Go through the listing beneath this task and return every line that carries the string "JSON".

Stored data:
>> START

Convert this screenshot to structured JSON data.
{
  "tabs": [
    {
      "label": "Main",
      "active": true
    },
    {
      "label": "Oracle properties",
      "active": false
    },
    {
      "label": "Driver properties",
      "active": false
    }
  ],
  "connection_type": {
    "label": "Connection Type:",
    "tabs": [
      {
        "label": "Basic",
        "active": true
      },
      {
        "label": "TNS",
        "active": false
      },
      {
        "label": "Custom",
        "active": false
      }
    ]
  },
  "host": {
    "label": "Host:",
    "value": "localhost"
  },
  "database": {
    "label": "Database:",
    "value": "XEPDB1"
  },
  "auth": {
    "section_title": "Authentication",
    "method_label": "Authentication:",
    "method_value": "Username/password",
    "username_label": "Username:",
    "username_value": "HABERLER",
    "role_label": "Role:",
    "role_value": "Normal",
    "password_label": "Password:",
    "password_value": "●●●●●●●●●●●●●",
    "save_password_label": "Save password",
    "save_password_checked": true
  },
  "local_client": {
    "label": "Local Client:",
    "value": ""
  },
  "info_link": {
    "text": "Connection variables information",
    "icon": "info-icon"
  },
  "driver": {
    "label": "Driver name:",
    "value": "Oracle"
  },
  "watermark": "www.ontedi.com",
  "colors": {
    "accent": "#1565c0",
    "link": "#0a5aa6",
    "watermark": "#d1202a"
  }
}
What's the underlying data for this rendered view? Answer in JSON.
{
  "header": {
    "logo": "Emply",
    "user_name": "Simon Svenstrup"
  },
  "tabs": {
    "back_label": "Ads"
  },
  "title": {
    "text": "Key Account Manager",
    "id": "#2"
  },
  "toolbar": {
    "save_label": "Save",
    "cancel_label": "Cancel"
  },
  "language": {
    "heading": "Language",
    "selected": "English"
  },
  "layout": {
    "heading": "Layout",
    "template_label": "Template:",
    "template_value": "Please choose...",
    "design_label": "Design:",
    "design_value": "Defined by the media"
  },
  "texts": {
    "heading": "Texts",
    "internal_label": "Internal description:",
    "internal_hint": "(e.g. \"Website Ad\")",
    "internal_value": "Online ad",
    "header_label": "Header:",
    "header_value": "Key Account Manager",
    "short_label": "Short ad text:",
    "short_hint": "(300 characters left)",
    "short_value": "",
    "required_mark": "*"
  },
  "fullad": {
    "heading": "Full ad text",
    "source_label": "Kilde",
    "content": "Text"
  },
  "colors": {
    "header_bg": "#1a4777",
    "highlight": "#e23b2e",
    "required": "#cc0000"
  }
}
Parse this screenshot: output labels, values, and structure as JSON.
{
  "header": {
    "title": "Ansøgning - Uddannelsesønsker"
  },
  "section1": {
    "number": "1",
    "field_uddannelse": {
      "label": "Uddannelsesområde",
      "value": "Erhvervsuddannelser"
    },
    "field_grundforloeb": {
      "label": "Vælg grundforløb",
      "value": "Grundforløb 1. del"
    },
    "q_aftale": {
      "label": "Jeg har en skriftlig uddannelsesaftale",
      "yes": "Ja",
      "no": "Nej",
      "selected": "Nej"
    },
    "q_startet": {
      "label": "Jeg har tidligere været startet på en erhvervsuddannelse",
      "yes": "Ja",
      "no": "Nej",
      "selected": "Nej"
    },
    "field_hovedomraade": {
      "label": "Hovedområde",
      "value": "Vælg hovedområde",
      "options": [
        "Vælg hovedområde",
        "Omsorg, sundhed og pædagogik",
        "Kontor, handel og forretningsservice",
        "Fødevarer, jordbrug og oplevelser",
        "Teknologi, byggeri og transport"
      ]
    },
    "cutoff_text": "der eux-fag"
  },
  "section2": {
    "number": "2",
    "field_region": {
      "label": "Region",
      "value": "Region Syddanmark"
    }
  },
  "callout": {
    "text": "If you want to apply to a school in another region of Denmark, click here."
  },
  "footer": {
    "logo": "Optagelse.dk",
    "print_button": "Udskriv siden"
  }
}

>> END

> **WRITTEN ANSWER**
Convert this screenshot to structured JSON data.
What's the underlying data for this rendered view? Answer in JSON.
Parse this screenshot: output labels, values, and structure as JSON.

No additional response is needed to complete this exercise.